### [Objective]
Give every entry again, word for word and in full.

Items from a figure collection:
· · · ·

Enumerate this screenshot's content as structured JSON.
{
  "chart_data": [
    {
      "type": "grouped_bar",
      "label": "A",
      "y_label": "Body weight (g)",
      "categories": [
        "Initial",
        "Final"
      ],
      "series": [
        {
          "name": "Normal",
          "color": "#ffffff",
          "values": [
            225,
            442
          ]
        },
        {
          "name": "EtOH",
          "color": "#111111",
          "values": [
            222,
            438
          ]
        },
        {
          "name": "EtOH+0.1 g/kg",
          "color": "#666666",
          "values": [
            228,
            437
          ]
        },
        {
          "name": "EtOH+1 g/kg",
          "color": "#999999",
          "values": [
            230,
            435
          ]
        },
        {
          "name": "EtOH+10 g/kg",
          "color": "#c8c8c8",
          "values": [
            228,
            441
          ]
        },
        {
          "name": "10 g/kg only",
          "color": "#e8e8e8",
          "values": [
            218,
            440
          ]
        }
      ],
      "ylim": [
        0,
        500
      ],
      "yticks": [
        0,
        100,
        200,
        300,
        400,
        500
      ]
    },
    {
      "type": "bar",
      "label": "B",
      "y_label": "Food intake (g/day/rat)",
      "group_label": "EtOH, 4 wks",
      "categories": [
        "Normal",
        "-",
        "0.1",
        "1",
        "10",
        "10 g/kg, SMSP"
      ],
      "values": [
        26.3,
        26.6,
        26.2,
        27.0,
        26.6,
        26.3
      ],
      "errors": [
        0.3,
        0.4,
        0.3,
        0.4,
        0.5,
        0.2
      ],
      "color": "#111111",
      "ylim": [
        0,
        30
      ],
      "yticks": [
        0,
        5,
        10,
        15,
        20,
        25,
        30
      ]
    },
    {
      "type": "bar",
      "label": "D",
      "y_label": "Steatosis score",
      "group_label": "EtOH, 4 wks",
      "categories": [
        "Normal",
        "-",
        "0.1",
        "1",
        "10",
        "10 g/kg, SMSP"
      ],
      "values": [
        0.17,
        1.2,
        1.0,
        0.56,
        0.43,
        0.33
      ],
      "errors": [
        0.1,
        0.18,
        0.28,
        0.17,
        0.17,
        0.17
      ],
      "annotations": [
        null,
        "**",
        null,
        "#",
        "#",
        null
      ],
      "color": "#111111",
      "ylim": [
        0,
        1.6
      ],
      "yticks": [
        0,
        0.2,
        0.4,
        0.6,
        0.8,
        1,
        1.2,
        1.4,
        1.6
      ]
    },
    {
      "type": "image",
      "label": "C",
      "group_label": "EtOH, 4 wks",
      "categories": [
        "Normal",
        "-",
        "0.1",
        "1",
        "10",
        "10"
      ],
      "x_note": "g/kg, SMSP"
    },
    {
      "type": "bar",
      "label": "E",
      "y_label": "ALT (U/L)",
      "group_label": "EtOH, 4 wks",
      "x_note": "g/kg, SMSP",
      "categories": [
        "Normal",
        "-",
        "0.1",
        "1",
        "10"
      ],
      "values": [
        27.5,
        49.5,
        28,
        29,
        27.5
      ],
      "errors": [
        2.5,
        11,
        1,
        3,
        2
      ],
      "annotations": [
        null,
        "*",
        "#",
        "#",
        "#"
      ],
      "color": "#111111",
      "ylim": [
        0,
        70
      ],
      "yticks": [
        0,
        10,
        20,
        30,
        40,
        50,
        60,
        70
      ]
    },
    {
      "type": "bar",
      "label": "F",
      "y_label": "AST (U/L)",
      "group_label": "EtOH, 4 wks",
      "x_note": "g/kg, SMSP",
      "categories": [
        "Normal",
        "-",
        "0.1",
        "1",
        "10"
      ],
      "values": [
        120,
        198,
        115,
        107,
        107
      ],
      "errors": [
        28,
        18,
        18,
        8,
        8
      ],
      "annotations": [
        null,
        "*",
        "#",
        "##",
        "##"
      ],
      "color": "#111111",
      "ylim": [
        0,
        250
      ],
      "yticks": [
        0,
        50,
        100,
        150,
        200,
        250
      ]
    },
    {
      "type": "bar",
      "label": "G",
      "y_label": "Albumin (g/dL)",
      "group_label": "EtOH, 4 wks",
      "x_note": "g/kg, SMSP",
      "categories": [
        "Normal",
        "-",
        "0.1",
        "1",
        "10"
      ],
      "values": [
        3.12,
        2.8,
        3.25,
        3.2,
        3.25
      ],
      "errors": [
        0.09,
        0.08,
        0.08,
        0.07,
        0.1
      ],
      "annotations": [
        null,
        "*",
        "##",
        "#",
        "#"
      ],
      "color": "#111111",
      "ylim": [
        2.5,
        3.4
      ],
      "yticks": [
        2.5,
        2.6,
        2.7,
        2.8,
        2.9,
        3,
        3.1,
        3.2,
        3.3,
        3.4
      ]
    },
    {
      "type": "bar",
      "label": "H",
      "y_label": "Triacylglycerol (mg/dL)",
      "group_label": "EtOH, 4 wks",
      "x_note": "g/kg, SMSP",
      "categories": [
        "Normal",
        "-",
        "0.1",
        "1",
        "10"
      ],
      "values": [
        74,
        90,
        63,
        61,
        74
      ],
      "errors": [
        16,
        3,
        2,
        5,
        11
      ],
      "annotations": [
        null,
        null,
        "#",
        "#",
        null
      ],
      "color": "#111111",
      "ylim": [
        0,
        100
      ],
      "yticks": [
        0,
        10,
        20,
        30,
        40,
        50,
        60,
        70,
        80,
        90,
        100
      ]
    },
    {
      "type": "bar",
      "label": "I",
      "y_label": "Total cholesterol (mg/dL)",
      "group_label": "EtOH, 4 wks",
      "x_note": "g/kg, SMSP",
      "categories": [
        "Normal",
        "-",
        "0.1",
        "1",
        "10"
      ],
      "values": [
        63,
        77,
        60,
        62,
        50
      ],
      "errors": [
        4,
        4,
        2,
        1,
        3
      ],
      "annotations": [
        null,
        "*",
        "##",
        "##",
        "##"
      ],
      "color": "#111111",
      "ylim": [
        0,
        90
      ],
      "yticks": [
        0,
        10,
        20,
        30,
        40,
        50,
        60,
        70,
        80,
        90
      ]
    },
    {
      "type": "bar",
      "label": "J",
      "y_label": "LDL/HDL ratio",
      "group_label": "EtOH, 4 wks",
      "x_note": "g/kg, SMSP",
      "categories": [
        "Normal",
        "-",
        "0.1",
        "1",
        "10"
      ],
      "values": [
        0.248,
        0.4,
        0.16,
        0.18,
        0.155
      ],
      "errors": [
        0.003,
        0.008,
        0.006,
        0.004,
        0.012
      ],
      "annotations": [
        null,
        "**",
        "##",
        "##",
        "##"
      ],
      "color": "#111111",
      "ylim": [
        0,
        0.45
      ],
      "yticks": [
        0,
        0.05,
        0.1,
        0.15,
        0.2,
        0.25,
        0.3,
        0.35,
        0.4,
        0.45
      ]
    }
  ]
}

· · · ·

### [Answer to the problem]
Enumerate this screenshot's content as structured JSON.
{
  "chart_data": [
    {
      "type": "grouped_bar",
      "label": "A",
      "y_label": "Body weight (g)",
      "categories": [
        "Initial",
        "Final"
      ],
      "series": [
        {
          "name": "Normal",
          "color": "#ffffff",
          "values": [
            225,
            442
          ]
        },
        {
          "name": "EtOH",
          "color": "#111111",
          "values": [
            222,
            438
          ]
        },
        {
          "name": "EtOH+0.1 g/kg",
          "color": "#666666",
          "values": [
            228,
            437
          ]
        },
        {
          "name": "EtOH+1 g/kg",
          "color": "#999999",
          "values": [
            230,
            435
          ]
        },
        {
          "name": "EtOH+10 g/kg",
          "color": "#c8c8c8",
          "values": [
            228,
            441
          ]
        },
        {
          "name": "10 g/kg only",
          "color": "#e8e8e8",
          "values": [
            218,
            440
          ]
        }
      ],
      "ylim": [
        0,
        500
      ],
      "yticks": [
        0,
        100,
        200,
        300,
        400,
        500
      ]
    },
    {
      "type": "bar",
      "label": "B",
      "y_label": "Food intake (g/day/rat)",
      "group_label": "EtOH, 4 wks",
      "categories": [
        "Normal",
        "-",
        "0.1",
        "1",
        "10",
        "10 g/kg, SMSP"
      ],
      "values": [
        26.3,
        26.6,
        26.2,
        27.0,
        26.6,
        26.3
      ],
      "errors": [
        0.3,
        0.4,
        0.3,
        0.4,
        0.5,
        0.2
      ],
      "color": "#111111",
      "ylim": [
        0,
        30
      ],
      "yticks": [
        0,
        5,
        10,
        15,
        20,
        25,
        30
      ]
    },
    {
      "type": "bar",
      "label": "D",
      "y_label": "Steatosis score",
      "group_label": "EtOH, 4 wks",
      "categories": [
        "Normal",
        "-",
        "0.1",
        "1",
        "10",
        "10 g/kg, SMSP"
      ],
      "values": [
        0.17,
        1.2,
        1.0,
        0.56,
        0.43,
        0.33
      ],
      "errors": [
        0.1,
        0.18,
        0.28,
        0.17,
        0.17,
        0.17
      ],
      "annotations": [
        null,
        "**",
        null,
        "#",
        "#",
        null
      ],
      "color": "#111111",
      "ylim": [
        0,
        1.6
      ],
      "yticks": [
        0,
        0.2,
        0.4,
        0.6,
        0.8,
        1,
        1.2,
        1.4,
        1.6
      ]
    },
    {
      "type": "image",
      "label": "C",
      "group_label": "EtOH, 4 wks",
      "categories": [
        "Normal",
        "-",
        "0.1",
        "1",
        "10",
        "10"
      ],
      "x_note": "g/kg, SMSP"
    },
    {
      "type": "bar",
      "label": "E",
      "y_label": "ALT (U/L)",
      "group_label": "EtOH, 4 wks",
      "x_note": "g/kg, SMSP",
      "categories": [
        "Normal",
        "-",
        "0.1",
        "1",
        "10"
      ],
      "values": [
        27.5,
        49.5,
        28,
        29,
        27.5
      ],
      "errors": [
        2.5,
        11,
        1,
        3,
        2
      ],
      "annotations": [
        null,
        "*",
        "#",
        "#",
        "#"
      ],
      "color": "#111111",
      "ylim": [
        0,
        70
      ],
      "yticks": [
        0,
        10,
        20,
        30,
        40,
        50,
        60,
        70
      ]
    },
    {
      "type": "bar",
      "label": "F",
      "y_label": "AST (U/L)",
      "group_label": "EtOH, 4 wks",
      "x_note": "g/kg, SMSP",
      "categories": [
        "Normal",
        "-",
        "0.1",
        "1",
        "10"
      ],
      "values": [
        120,
        198,
        115,
        107,
        107
      ],
      "errors": [
        28,
        18,
        18,
        8,
        8
      ],
      "annotations": [
        null,
        "*",
        "#",
        "##",
        "##"
      ],
      "color": "#111111",
      "ylim": [
        0,
        250
      ],
      "yticks": [
        0,
        50,
        100,
        150,
        200,
        250
      ]
    },
    {
      "type": "bar",
      "label": "G",
      "y_label": "Albumin (g/dL)",
      "group_label": "EtOH, 4 wks",
      "x_note": "g/kg, SMSP",
      "categories": [
        "Normal",
        "-",
        "0.1",
        "1",
        "10"
      ],
      "values": [
        3.12,
        2.8,
        3.25,
        3.2,
        3.25
      ],
      "errors": [
        0.09,
        0.08,
        0.08,
        0.07,
        0.1
      ],
      "annotations": [
        null,
        "*",
        "##",
        "#",
        "#"
      ],
      "color": "#111111",
      "ylim": [
        2.5,
        3.4
      ],
      "yticks": [
        2.5,
        2.6,
        2.7,
        2.8,
        2.9,
        3,
        3.1,
        3.2,
        3.3,
        3.4
      ]
    },
    {
      "type": "bar",
      "label": "H",
      "y_label": "Triacylglycerol (mg/dL)",
      "group_label": "EtOH, 4 wks",
      "x_note": "g/kg, SMSP",
      "categories": [
        "Normal",
        "-",
        "0.1",
        "1",
        "10"
      ],
      "values": [
        74,
        90,
        63,
        61,
        74
      ],
      "errors": [
        16,
        3,
        2,
        5,
        11
      ],
      "annotations": [
        null,
        null,
        "#",
        "#",
        null
      ],
      "color": "#111111",
      "ylim": [
        0,
        100
      ],
      "yticks": [
        0,
        10,
        20,
        30,
        40,
        50,
        60,
        70,
        80,
        90,
        100
      ]
    },
    {
      "type": "bar",
      "label": "I",
      "y_label": "Total cholesterol (mg/dL)",
      "group_label": "EtOH, 4 wks",
      "x_note": "g/kg, SMSP",
      "categories": [
        "Normal",
        "-",
        "0.1",
        "1",
        "10"
      ],
      "values": [
        63,
        77,
        60,
        62,
        50
      ],
      "errors": [
        4,
        4,
        2,
        1,
        3
      ],
      "annotations": [
        null,
        "*",
        "##",
        "##",
        "##"
      ],
      "color": "#111111",
      "ylim": [
        0,
        90
      ],
      "yticks": [
        0,
        10,
        20,
        30,
        40,
        50,
        60,
        70,
        80,
        90
      ]
    },
    {
      "type": "bar",
      "label": "J",
      "y_label": "LDL/HDL ratio",
      "group_label": "EtOH, 4 wks",
      "x_note": "g/kg, SMSP",
      "categories": [
        "Normal",
        "-",
        "0.1",
        "1",
        "10"
      ],
      "values": [
        0.248,
        0.4,
        0.16,
        0.18,
        0.155
      ],
      "errors": [
        0.003,
        0.008,
        0.006,
        0.004,
        0.012
      ],
      "annotations": [
        null,
        "**",
        "##",
        "##",
        "##"
      ],
      "color": "#111111",
      "ylim": [
        0,
        0.45
      ],
      "yticks": [
        0,
        0.05,
        0.1,
        0.15,
        0.2,
        0.25,
        0.3,
        0.35,
        0.4,
        0.45
      ]
    }
  ]
}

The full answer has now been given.